--- START OF RECORD SET ---

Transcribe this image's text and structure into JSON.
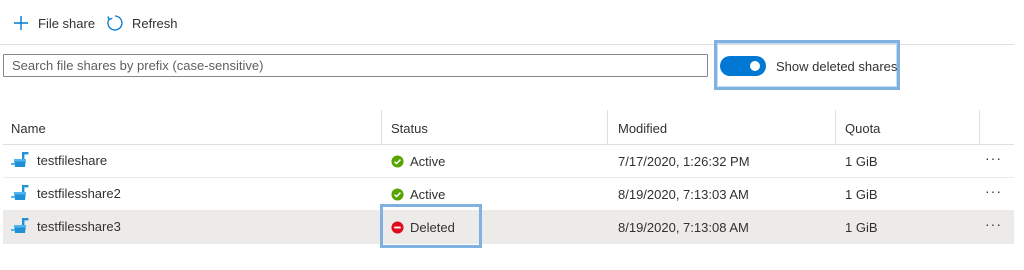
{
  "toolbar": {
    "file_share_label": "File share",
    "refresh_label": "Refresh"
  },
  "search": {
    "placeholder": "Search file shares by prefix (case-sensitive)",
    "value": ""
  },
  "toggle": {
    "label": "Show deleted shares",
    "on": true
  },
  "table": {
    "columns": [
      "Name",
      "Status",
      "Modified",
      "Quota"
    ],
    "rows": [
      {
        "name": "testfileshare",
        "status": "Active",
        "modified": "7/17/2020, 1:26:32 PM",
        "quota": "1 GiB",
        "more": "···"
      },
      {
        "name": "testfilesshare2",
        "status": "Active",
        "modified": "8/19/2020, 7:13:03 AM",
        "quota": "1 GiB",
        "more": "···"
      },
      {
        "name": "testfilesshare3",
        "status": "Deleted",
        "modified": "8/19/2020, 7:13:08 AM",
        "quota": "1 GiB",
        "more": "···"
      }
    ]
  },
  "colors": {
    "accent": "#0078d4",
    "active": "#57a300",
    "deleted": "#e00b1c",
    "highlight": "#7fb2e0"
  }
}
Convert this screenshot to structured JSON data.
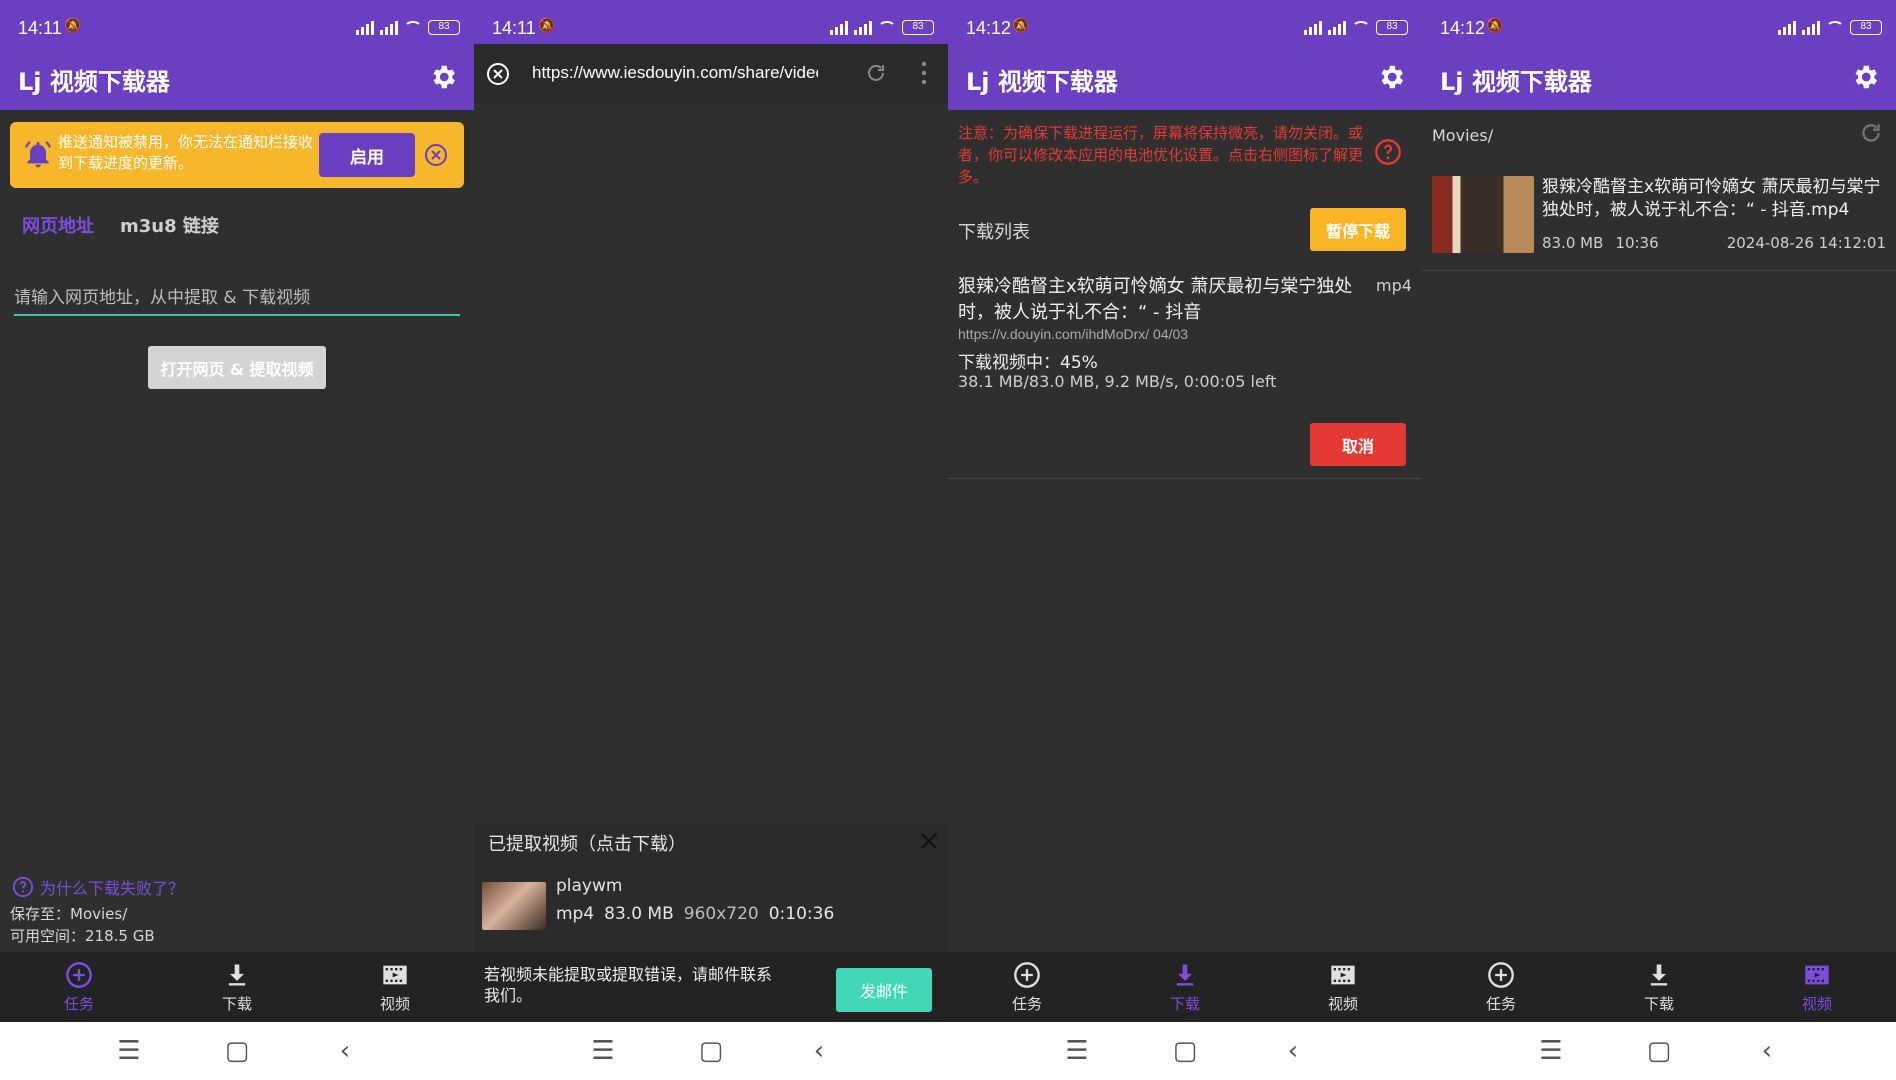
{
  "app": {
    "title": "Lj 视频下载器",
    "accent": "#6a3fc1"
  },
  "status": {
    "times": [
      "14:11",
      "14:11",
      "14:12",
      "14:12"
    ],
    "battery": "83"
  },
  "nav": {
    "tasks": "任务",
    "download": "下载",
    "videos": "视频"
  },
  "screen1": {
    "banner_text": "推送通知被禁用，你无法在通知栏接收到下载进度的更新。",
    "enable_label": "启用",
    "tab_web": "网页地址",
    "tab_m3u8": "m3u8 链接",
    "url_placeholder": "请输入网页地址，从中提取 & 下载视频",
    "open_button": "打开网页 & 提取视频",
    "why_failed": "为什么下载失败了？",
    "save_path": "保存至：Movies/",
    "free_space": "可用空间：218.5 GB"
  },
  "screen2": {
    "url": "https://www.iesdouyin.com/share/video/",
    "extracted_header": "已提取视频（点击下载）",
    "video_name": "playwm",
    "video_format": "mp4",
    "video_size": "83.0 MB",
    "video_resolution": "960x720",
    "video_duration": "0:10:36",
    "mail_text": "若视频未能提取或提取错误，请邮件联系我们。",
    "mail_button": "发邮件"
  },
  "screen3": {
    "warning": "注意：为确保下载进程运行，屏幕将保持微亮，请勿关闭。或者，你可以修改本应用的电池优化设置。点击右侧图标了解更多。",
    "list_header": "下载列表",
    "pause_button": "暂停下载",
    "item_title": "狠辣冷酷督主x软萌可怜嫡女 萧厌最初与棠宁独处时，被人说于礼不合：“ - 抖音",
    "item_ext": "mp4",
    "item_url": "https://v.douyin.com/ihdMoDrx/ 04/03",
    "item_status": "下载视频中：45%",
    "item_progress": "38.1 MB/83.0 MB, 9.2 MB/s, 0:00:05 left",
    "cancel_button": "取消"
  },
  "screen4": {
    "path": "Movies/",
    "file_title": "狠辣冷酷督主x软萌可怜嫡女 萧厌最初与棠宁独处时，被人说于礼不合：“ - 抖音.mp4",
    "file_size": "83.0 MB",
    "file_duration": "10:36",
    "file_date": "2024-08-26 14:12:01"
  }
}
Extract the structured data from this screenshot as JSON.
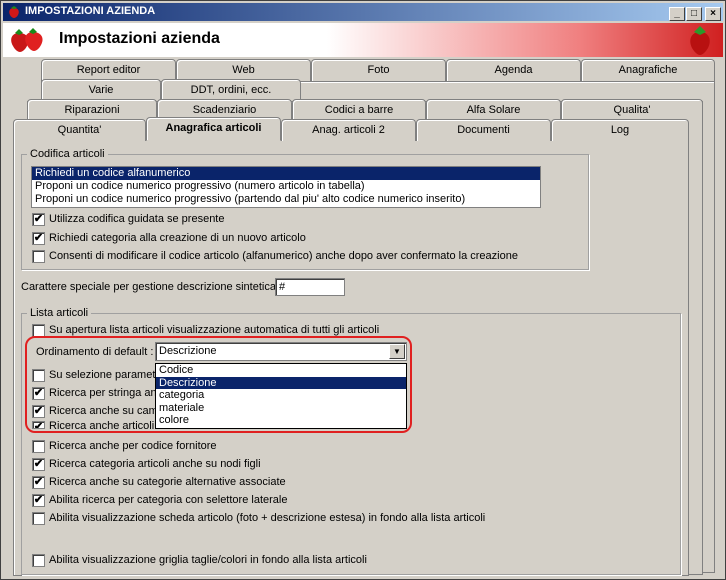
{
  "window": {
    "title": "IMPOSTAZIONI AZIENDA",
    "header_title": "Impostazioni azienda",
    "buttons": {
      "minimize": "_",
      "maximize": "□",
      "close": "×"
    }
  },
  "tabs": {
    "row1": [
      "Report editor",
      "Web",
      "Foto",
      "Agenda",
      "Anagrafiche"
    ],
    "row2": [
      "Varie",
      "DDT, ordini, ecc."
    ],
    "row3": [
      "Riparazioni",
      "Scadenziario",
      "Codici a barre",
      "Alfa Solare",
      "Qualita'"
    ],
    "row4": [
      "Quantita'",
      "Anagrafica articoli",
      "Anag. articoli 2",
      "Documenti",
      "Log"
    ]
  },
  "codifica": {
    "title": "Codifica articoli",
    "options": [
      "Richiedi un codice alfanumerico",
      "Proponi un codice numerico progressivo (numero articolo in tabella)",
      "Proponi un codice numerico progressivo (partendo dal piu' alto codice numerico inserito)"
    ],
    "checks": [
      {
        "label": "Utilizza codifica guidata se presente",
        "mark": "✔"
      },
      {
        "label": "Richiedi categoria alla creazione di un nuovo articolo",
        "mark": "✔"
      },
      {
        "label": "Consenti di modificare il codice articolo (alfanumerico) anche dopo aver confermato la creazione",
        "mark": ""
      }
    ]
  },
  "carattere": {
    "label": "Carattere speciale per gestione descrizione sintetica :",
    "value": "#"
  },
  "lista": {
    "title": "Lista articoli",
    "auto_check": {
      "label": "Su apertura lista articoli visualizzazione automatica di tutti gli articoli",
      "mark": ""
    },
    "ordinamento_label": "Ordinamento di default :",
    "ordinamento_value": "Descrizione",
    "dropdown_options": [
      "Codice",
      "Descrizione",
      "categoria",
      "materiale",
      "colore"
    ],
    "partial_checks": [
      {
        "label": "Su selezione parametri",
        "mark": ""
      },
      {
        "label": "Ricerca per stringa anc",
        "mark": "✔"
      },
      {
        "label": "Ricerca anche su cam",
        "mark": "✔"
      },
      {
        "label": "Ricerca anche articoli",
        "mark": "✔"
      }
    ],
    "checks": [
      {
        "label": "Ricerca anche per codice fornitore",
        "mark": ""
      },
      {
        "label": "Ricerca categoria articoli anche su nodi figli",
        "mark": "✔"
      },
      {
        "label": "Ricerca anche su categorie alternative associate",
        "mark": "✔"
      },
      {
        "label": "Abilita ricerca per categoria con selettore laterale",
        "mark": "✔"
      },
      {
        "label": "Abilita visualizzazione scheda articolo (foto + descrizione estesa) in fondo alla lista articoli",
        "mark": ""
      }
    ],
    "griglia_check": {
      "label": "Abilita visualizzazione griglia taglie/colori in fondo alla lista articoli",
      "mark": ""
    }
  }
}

--- END OF RECORD SET ---

### SET PROBLEM
Repeat the data exactly in full, omitting its pictures.

### ANSWER TO THE PROBLEM
Transcribe this image's text and structure into JSON.
{
  "toolbar": {
    "file_share_label": "File share",
    "refresh_label": "Refresh"
  },
  "search": {
    "placeholder": "Search file shares by prefix (case-sensitive)",
    "value": ""
  },
  "toggle": {
    "label": "Show deleted shares",
    "on": true
  },
  "table": {
    "columns": [
      "Name",
      "Status",
      "Modified",
      "Quota"
    ],
    "rows": [
      {
        "name": "testfileshare",
        "status": "Active",
        "modified": "7/17/2020, 1:26:32 PM",
        "quota": "1 GiB",
        "more": "···"
      },
      {
        "name": "testfilesshare2",
        "status": "Active",
        "modified": "8/19/2020, 7:13:03 AM",
        "quota": "1 GiB",
        "more": "···"
      },
      {
        "name": "testfilesshare3",
        "status": "Deleted",
        "modified": "8/19/2020, 7:13:08 AM",
        "quota": "1 GiB",
        "more": "···"
      }
    ]
  },
  "colors": {
    "accent": "#0078d4",
    "active": "#57a300",
    "deleted": "#e00b1c",
    "highlight": "#7fb2e0"
  }
}
Convert this screenshot to structured JSON data.
{
  "app": {
    "title": "Lj 视频下载器",
    "accent": "#6a3fc1"
  },
  "status": {
    "times": [
      "14:11",
      "14:11",
      "14:12",
      "14:12"
    ],
    "battery": "83"
  },
  "nav": {
    "tasks": "任务",
    "download": "下载",
    "videos": "视频"
  },
  "screen1": {
    "banner_text": "推送通知被禁用，你无法在通知栏接收到下载进度的更新。",
    "enable_label": "启用",
    "tab_web": "网页地址",
    "tab_m3u8": "m3u8 链接",
    "url_placeholder": "请输入网页地址，从中提取 & 下载视频",
    "open_button": "打开网页 & 提取视频",
    "why_failed": "为什么下载失败了？",
    "save_path": "保存至：Movies/",
    "free_space": "可用空间：218.5 GB"
  },
  "screen2": {
    "url": "https://www.iesdouyin.com/share/video/",
    "extracted_header": "已提取视频（点击下载）",
    "video_name": "playwm",
    "video_format": "mp4",
    "video_size": "83.0 MB",
    "video_resolution": "960x720",
    "video_duration": "0:10:36",
    "mail_text": "若视频未能提取或提取错误，请邮件联系我们。",
    "mail_button": "发邮件"
  },
  "screen3": {
    "warning": "注意：为确保下载进程运行，屏幕将保持微亮，请勿关闭。或者，你可以修改本应用的电池优化设置。点击右侧图标了解更多。",
    "list_header": "下载列表",
    "pause_button": "暂停下载",
    "item_title": "狠辣冷酷督主x软萌可怜嫡女 萧厌最初与棠宁独处时，被人说于礼不合：“ - 抖音",
    "item_ext": "mp4",
    "item_url": "https://v.douyin.com/ihdMoDrx/ 04/03",
    "item_status": "下载视频中：45%",
    "item_progress": "38.1 MB/83.0 MB, 9.2 MB/s, 0:00:05 left",
    "cancel_button": "取消"
  },
  "screen4": {
    "path": "Movies/",
    "file_title": "狠辣冷酷督主x软萌可怜嫡女 萧厌最初与棠宁独处时，被人说于礼不合：“ - 抖音.mp4",
    "file_size": "83.0 MB",
    "file_duration": "10:36",
    "file_date": "2024-08-26 14:12:01"
  }
}
Extract the structured data from this screenshot as JSON.
{
  "window": {
    "title": "IMPOSTAZIONI AZIENDA",
    "header_title": "Impostazioni azienda",
    "buttons": {
      "minimize": "_",
      "maximize": "□",
      "close": "×"
    }
  },
  "tabs": {
    "row1": [
      "Report editor",
      "Web",
      "Foto",
      "Agenda",
      "Anagrafiche"
    ],
    "row2": [
      "Varie",
      "DDT, ordini, ecc."
    ],
    "row3": [
      "Riparazioni",
      "Scadenziario",
      "Codici a barre",
      "Alfa Solare",
      "Qualita'"
    ],
    "row4": [
      "Quantita'",
      "Anagrafica articoli",
      "Anag. articoli 2",
      "Documenti",
      "Log"
    ]
  },
  "codifica": {
    "title": "Codifica articoli",
    "options": [
      "Richiedi un codice alfanumerico",
      "Proponi un codice numerico progressivo (numero articolo in tabella)",
      "Proponi un codice numerico progressivo (partendo dal piu' alto codice numerico inserito)"
    ],
    "checks": [
      {
        "label": "Utilizza codifica guidata se presente",
        "mark": "✔"
      },
      {
        "label": "Richiedi categoria alla creazione di un nuovo articolo",
        "mark": "✔"
      },
      {
        "label": "Consenti di modificare il codice articolo (alfanumerico) anche dopo aver confermato la creazione",
        "mark": ""
      }
    ]
  },
  "carattere": {
    "label": "Carattere speciale per gestione descrizione sintetica :",
    "value": "#"
  },
  "lista": {
    "title": "Lista articoli",
    "auto_check": {
      "label": "Su apertura lista articoli visualizzazione automatica di tutti gli articoli",
      "mark": ""
    },
    "ordinamento_label": "Ordinamento di default :",
    "ordinamento_value": "Descrizione",
    "dropdown_options": [
      "Codice",
      "Descrizione",
      "categoria",
      "materiale",
      "colore"
    ],
    "partial_checks": [
      {
        "label": "Su selezione parametri",
        "mark": ""
      },
      {
        "label": "Ricerca per stringa anc",
        "mark": "✔"
      },
      {
        "label": "Ricerca anche su cam",
        "mark": "✔"
      },
      {
        "label": "Ricerca anche articoli",
        "mark": "✔"
      }
    ],
    "checks": [
      {
        "label": "Ricerca anche per codice fornitore",
        "mark": ""
      },
      {
        "label": "Ricerca categoria articoli anche su nodi figli",
        "mark": "✔"
      },
      {
        "label": "Ricerca anche su categorie alternative associate",
        "mark": "✔"
      },
      {
        "label": "Abilita ricerca per categoria con selettore laterale",
        "mark": "✔"
      },
      {
        "label": "Abilita visualizzazione scheda articolo (foto + descrizione estesa) in fondo alla lista articoli",
        "mark": ""
      }
    ],
    "griglia_check": {
      "label": "Abilita visualizzazione griglia taglie/colori in fondo alla lista articoli",
      "mark": ""
    }
  }
}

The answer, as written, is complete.